-- Start --

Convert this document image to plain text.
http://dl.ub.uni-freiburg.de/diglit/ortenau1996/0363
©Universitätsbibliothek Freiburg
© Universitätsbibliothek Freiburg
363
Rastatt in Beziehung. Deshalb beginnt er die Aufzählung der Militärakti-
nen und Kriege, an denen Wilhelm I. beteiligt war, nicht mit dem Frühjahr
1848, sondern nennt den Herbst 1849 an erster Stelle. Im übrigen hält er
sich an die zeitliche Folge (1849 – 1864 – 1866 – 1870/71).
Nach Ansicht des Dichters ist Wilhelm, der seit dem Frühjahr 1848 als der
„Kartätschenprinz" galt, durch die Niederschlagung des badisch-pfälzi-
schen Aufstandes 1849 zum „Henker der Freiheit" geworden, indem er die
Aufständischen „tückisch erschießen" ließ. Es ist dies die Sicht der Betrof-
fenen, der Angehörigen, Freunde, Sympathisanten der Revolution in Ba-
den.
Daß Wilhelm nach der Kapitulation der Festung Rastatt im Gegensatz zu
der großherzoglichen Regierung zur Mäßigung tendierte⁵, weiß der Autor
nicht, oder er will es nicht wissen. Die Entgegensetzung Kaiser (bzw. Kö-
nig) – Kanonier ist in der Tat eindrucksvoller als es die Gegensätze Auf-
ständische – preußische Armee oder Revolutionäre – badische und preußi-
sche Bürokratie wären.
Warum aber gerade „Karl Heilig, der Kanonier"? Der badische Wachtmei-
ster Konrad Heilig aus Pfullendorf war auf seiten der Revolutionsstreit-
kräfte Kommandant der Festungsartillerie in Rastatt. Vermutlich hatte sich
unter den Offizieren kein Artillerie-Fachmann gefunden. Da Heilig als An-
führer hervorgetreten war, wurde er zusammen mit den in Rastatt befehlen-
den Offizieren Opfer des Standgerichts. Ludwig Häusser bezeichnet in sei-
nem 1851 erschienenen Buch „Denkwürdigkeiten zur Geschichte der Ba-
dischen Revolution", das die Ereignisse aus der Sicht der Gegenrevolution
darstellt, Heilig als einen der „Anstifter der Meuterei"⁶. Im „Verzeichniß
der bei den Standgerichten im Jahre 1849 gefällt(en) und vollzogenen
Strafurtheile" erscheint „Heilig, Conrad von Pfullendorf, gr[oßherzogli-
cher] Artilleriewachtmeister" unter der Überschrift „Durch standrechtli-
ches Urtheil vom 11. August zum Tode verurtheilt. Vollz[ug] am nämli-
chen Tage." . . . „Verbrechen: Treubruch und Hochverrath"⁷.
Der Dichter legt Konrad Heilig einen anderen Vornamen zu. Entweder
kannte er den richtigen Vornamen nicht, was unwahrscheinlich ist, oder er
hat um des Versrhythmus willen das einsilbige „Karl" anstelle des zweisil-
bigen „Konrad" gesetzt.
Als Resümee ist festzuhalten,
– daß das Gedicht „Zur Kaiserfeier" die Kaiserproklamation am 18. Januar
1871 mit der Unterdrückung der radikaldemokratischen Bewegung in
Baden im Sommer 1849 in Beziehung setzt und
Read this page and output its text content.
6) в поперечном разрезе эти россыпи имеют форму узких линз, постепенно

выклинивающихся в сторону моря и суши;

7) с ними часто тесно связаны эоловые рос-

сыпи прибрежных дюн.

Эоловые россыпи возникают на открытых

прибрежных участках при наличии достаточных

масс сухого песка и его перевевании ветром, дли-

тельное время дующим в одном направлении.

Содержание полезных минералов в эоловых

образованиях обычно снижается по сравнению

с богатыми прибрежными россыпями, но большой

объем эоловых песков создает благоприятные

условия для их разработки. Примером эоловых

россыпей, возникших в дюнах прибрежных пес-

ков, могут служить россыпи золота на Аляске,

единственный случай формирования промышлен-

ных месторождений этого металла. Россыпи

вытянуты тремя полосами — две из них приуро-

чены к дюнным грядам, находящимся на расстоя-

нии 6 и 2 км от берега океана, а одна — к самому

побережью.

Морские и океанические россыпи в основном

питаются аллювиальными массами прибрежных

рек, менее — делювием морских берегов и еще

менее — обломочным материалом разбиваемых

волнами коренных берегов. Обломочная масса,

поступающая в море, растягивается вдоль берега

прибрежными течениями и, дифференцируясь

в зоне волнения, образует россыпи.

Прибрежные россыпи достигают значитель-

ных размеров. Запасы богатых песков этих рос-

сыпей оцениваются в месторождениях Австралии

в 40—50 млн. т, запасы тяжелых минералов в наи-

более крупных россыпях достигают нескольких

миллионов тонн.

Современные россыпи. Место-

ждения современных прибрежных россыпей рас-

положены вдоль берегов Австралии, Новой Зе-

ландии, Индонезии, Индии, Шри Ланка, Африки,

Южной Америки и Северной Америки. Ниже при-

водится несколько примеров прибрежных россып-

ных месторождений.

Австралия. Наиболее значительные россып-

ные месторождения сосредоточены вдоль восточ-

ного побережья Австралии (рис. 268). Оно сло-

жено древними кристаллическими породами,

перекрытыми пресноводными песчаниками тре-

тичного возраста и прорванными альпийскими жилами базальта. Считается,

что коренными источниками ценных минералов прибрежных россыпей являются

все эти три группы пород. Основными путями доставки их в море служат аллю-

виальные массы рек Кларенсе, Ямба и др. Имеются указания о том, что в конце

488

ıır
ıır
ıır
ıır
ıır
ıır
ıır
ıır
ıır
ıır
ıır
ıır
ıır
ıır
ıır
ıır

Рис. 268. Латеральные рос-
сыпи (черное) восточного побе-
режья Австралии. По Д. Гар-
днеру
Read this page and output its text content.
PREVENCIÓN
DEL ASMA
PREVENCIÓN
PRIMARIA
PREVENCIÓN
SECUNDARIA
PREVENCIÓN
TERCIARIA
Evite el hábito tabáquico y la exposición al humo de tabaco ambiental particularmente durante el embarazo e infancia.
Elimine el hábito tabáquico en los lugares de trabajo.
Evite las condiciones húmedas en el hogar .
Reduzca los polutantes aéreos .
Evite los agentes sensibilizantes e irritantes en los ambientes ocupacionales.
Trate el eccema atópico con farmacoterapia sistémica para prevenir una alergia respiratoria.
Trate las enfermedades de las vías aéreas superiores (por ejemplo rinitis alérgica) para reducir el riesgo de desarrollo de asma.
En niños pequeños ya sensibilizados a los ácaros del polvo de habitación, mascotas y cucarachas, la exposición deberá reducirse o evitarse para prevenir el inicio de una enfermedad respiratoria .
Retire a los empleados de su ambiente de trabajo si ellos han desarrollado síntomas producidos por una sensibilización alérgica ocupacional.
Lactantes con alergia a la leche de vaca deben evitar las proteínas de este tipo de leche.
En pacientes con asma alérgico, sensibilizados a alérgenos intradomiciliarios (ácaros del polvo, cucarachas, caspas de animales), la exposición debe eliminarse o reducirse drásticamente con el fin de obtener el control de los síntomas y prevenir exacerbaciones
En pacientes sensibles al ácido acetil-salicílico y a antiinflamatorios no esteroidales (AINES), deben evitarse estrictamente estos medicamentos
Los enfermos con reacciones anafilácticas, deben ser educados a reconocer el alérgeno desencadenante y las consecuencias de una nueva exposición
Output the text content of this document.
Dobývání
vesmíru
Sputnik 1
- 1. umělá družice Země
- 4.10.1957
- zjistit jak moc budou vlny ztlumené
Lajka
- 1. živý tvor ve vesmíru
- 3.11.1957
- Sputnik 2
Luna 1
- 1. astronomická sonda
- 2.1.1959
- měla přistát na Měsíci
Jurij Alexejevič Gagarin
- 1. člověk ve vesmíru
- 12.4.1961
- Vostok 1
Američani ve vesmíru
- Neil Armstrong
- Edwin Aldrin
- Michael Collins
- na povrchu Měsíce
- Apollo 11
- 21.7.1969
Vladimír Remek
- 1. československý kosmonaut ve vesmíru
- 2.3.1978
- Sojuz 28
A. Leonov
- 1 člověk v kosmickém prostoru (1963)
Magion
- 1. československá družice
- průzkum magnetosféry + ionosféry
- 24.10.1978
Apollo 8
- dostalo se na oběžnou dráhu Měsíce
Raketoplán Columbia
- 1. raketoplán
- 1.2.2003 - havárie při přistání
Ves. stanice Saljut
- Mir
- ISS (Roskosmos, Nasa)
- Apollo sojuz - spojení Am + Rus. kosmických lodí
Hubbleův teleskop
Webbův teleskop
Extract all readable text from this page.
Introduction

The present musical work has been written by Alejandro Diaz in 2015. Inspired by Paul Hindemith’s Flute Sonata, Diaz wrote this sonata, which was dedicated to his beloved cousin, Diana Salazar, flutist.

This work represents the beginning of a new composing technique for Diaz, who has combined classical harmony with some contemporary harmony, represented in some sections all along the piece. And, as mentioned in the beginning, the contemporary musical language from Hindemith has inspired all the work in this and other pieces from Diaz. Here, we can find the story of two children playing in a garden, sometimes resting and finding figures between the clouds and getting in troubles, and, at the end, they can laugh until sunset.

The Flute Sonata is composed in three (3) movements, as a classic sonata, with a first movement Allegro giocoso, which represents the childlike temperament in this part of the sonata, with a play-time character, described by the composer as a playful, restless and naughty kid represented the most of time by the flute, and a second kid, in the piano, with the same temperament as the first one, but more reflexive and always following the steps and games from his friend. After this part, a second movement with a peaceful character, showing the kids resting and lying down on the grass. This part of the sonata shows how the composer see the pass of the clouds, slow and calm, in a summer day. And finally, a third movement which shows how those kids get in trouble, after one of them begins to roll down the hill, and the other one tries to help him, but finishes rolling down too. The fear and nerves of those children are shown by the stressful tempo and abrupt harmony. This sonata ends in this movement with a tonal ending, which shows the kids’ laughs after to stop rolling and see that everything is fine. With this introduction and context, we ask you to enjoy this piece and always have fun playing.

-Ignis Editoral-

-- End --

(WORK REQUIRED): Tell how many lines of the data include the word "Konrad", and nothing else.

(SOLUTION TO THIS EXERCISE): 3